Records that describe figures

= = =

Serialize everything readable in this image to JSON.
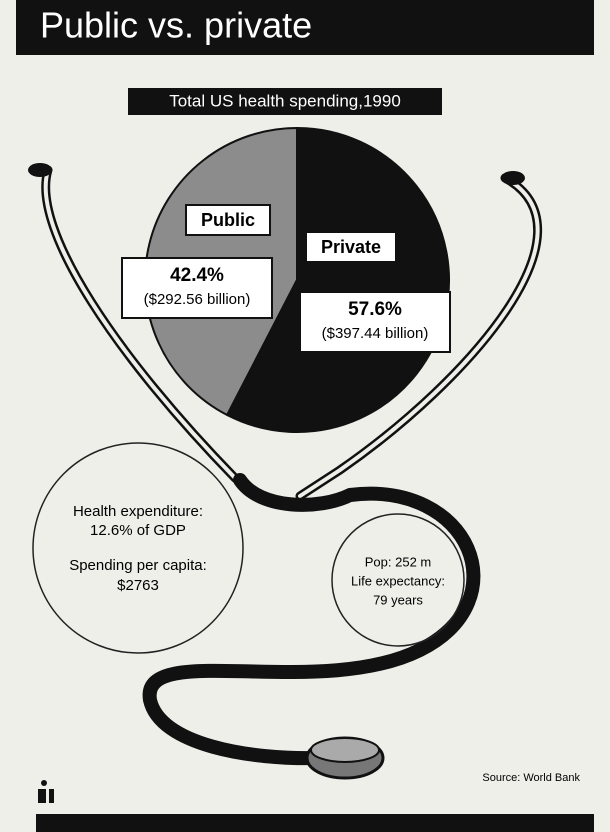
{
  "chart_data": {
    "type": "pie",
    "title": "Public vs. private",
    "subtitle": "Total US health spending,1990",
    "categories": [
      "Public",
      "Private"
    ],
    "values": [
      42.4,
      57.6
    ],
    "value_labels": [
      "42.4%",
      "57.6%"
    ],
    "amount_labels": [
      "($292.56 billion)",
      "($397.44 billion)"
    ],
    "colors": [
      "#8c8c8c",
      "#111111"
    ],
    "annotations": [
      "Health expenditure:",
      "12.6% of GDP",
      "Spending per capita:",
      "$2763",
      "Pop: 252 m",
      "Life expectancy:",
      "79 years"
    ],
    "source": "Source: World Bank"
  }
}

= = =

= What you will do =
Quote the listing above in full, except for the pictures.

= The solution =
Serialize everything readable in this image to JSON.
{
  "chart_data": {
    "type": "pie",
    "title": "Public vs. private",
    "subtitle": "Total US health spending,1990",
    "categories": [
      "Public",
      "Private"
    ],
    "values": [
      42.4,
      57.6
    ],
    "value_labels": [
      "42.4%",
      "57.6%"
    ],
    "amount_labels": [
      "($292.56 billion)",
      "($397.44 billion)"
    ],
    "colors": [
      "#8c8c8c",
      "#111111"
    ],
    "annotations": [
      "Health expenditure:",
      "12.6% of GDP",
      "Spending per capita:",
      "$2763",
      "Pop: 252 m",
      "Life expectancy:",
      "79 years"
    ],
    "source": "Source: World Bank"
  }
}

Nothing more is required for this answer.